- _WORK REQUIRED_
Records follow. Copy every line with "volume".

- _Data entries_
* * * *

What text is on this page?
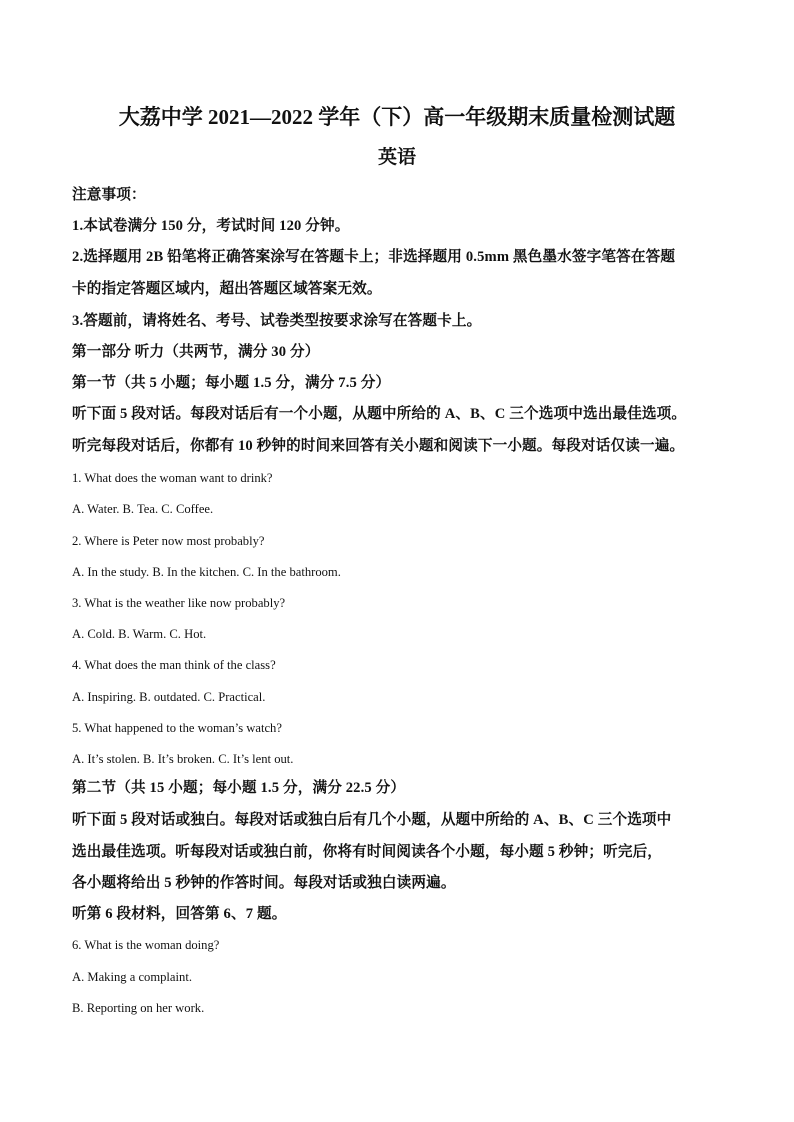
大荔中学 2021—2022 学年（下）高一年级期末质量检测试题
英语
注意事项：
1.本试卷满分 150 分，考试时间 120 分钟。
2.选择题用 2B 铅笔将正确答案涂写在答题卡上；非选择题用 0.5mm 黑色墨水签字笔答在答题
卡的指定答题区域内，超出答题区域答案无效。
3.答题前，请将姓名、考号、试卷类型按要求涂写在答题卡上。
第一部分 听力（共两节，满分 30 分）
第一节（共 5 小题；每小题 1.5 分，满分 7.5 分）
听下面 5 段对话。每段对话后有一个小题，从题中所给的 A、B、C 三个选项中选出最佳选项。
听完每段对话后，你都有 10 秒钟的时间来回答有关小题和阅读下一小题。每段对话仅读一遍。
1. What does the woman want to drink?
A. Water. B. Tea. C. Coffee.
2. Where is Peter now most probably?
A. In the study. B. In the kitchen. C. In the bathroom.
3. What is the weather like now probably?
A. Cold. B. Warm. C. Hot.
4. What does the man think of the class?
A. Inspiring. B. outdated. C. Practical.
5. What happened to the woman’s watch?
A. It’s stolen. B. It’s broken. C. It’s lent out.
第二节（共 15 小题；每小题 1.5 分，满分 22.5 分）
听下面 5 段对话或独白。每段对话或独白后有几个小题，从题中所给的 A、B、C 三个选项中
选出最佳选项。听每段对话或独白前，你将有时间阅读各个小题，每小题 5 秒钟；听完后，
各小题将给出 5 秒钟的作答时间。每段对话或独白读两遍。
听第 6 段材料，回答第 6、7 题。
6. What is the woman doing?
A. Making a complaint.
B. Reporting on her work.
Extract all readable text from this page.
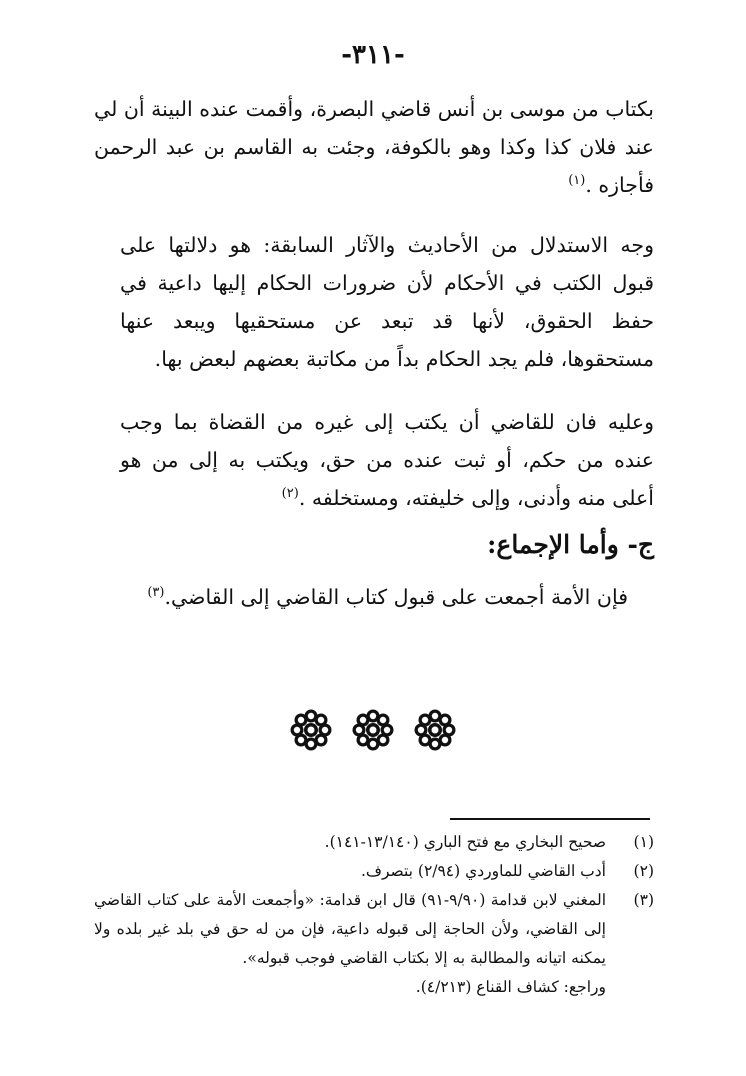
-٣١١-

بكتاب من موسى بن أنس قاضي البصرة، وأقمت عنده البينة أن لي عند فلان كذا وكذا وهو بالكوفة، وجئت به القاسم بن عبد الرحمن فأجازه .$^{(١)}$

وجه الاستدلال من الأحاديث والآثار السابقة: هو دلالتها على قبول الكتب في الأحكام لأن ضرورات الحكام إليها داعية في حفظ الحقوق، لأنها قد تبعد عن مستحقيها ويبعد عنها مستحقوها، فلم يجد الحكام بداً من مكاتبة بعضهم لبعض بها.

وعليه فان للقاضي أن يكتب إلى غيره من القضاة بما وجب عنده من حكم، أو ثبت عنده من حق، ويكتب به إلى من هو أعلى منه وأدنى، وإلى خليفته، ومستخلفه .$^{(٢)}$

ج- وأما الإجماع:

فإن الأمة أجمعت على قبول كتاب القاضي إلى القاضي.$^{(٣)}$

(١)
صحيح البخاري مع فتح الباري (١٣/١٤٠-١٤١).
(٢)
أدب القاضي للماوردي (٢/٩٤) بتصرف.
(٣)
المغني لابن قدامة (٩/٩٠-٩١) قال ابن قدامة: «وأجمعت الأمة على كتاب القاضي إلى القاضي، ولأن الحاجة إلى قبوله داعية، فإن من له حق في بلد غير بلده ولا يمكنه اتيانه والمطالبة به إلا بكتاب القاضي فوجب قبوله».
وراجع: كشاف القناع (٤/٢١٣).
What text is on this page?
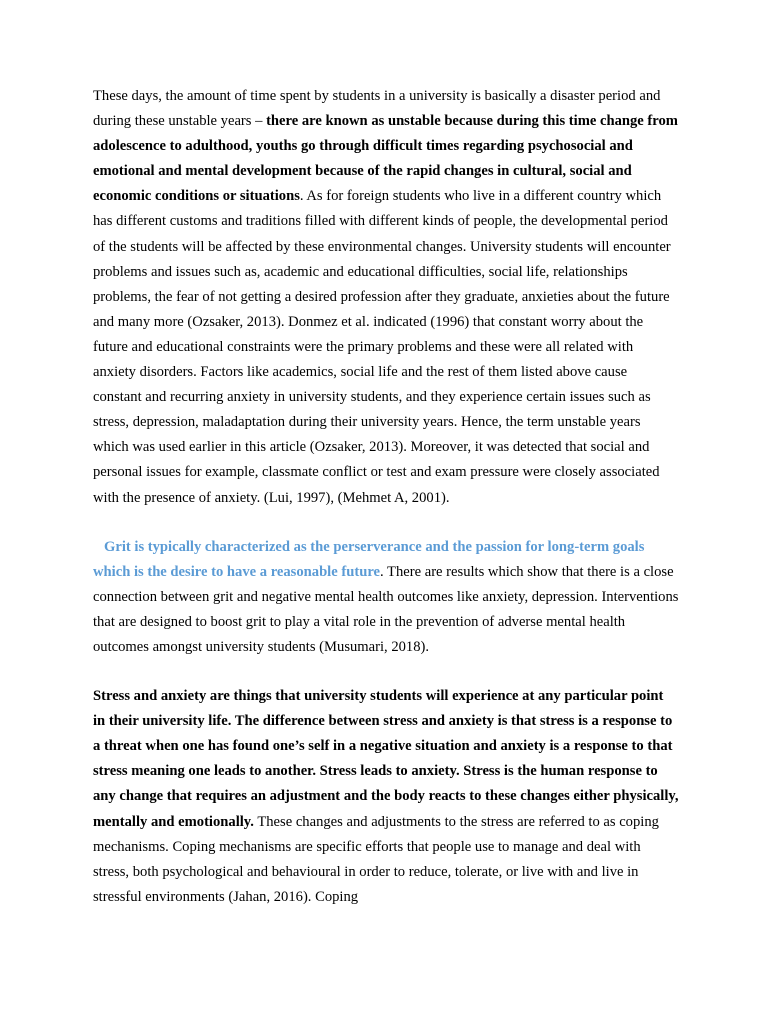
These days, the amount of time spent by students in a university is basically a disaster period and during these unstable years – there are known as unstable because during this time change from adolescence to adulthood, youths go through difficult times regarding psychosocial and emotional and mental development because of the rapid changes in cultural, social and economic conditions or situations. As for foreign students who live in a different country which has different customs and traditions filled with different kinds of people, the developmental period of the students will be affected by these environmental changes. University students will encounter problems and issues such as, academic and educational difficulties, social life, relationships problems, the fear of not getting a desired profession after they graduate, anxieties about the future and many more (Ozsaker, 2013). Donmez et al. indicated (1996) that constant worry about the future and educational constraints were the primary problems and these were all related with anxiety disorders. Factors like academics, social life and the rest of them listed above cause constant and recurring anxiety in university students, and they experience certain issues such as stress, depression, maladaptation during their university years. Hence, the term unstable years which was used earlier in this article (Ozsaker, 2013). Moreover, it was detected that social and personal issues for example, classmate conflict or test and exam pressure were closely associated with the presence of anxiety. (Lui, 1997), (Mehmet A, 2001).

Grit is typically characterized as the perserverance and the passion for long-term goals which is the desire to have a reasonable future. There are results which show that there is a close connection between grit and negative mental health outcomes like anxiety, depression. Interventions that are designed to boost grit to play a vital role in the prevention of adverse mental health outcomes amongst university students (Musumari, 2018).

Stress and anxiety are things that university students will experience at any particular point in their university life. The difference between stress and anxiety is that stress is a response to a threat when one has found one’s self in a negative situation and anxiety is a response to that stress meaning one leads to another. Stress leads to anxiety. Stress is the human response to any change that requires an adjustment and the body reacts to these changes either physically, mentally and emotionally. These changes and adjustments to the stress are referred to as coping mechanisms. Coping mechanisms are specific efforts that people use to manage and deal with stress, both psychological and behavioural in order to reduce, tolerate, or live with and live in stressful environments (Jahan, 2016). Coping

* * * *

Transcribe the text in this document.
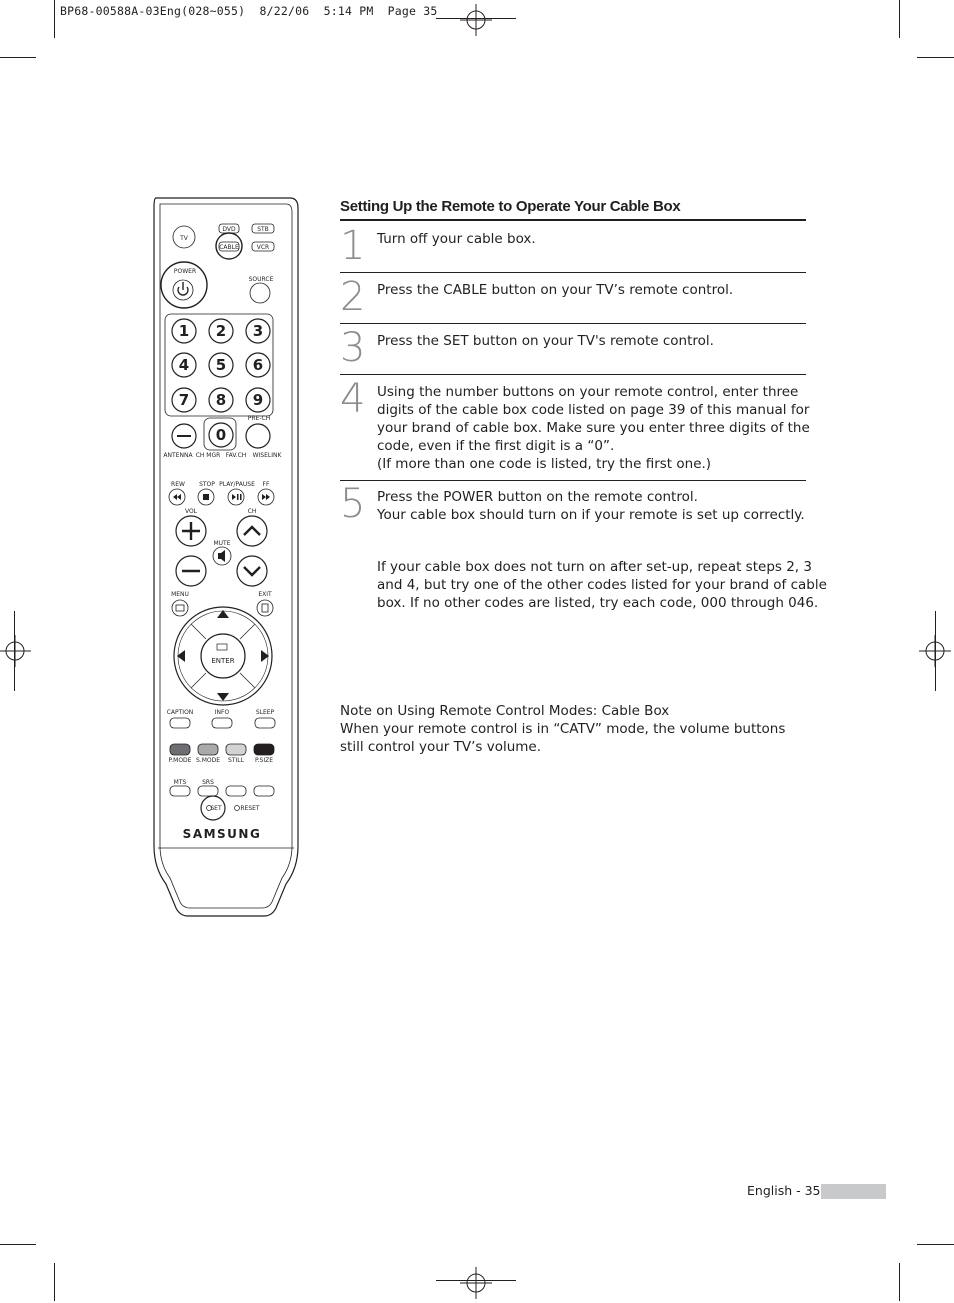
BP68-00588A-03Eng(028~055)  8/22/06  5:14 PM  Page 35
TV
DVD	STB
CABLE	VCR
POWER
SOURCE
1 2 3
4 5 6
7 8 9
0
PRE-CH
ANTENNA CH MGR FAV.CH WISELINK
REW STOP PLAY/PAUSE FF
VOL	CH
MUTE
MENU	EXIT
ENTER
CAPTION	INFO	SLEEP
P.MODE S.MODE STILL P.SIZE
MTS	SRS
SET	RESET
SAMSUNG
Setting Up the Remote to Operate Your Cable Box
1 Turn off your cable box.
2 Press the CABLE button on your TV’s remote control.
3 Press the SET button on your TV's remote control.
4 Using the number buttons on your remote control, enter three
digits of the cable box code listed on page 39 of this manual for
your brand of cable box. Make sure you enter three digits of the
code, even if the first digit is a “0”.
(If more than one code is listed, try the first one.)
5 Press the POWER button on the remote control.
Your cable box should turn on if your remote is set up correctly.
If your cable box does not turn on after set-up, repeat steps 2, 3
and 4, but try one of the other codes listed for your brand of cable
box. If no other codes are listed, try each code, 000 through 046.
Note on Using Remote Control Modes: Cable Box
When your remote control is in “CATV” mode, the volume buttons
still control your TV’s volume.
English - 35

* * * *

- _ANSWER TO THIS TASK_
When your remote control is in “CATV” mode, the volume buttons
still control your TV’s volume.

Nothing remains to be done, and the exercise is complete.